▶ [Task]: Count the lines below that contain "legend". Give only the number.

::::

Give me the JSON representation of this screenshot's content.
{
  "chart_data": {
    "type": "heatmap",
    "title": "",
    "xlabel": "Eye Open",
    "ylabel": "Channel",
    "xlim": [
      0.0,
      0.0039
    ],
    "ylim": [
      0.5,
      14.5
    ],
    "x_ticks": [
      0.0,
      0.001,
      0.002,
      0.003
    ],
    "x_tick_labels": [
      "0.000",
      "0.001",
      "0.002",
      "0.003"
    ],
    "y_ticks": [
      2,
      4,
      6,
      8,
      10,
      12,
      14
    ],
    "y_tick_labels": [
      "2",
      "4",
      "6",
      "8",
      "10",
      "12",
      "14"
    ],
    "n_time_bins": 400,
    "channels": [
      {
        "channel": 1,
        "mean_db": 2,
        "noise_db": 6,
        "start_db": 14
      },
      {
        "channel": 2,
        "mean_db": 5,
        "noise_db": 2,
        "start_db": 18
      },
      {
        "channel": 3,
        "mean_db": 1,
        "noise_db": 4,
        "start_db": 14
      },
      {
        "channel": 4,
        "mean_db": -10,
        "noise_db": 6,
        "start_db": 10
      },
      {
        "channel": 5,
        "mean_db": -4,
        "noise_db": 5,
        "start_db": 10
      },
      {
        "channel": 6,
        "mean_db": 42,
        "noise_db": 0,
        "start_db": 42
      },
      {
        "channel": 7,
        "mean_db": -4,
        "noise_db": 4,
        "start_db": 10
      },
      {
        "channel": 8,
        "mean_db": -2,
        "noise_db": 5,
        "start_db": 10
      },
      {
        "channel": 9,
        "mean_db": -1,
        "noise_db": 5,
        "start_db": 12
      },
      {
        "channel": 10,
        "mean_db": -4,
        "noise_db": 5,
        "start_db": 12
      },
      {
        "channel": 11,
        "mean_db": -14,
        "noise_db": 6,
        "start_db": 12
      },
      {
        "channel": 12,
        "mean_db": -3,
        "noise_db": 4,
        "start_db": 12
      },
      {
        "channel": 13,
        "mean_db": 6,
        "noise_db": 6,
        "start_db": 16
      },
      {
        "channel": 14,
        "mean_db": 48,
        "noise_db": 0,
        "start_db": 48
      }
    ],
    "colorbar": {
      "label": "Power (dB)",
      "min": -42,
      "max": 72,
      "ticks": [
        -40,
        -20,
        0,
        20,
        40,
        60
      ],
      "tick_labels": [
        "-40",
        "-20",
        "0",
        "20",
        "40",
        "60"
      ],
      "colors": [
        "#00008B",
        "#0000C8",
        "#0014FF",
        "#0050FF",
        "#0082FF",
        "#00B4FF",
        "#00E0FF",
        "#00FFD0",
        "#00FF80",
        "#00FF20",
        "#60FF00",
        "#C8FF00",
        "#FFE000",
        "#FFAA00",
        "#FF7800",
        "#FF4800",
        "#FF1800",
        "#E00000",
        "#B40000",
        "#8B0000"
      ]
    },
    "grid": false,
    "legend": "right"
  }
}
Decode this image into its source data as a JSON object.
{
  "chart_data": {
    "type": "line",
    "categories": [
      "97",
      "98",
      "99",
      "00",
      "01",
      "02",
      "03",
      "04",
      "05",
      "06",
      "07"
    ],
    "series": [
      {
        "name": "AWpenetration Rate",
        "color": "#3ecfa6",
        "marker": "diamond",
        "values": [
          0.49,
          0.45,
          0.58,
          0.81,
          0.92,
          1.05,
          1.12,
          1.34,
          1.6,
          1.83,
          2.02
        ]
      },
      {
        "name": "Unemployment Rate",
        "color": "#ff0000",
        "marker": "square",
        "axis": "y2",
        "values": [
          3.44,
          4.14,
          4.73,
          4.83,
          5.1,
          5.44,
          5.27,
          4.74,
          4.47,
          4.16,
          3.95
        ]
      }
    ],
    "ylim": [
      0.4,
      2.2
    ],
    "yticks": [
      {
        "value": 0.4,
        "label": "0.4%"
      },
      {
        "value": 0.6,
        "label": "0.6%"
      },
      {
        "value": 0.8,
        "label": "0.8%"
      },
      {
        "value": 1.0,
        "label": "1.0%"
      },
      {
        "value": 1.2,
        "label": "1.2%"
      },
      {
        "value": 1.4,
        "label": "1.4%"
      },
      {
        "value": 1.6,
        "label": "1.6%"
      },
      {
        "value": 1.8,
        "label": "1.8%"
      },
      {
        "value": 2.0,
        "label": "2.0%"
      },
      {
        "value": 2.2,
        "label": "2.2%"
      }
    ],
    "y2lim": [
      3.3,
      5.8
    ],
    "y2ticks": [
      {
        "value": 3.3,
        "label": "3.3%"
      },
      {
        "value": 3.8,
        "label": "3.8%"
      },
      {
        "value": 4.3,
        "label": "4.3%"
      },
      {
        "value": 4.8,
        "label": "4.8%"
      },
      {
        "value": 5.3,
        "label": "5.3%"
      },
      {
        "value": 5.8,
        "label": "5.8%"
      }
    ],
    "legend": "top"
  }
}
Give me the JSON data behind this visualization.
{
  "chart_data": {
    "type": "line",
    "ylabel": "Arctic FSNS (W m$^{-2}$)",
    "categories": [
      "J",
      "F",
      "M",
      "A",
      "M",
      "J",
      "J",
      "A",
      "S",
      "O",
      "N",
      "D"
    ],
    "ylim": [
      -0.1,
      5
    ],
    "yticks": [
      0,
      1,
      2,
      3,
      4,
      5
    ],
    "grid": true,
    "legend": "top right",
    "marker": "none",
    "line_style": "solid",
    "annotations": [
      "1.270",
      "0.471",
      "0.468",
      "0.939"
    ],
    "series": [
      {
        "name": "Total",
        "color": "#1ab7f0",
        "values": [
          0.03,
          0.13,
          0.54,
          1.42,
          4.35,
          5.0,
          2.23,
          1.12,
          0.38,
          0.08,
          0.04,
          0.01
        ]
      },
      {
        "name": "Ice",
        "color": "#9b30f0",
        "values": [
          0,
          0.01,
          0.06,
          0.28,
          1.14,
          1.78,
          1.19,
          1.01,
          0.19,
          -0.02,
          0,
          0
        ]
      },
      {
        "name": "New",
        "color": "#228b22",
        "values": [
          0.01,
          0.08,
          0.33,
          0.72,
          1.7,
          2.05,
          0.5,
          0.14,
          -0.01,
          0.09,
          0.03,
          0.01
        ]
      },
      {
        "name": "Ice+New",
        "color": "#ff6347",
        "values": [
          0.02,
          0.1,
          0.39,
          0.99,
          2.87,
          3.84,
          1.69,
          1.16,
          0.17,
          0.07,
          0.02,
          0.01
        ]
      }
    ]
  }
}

::::

▶ [Worked solution]: 3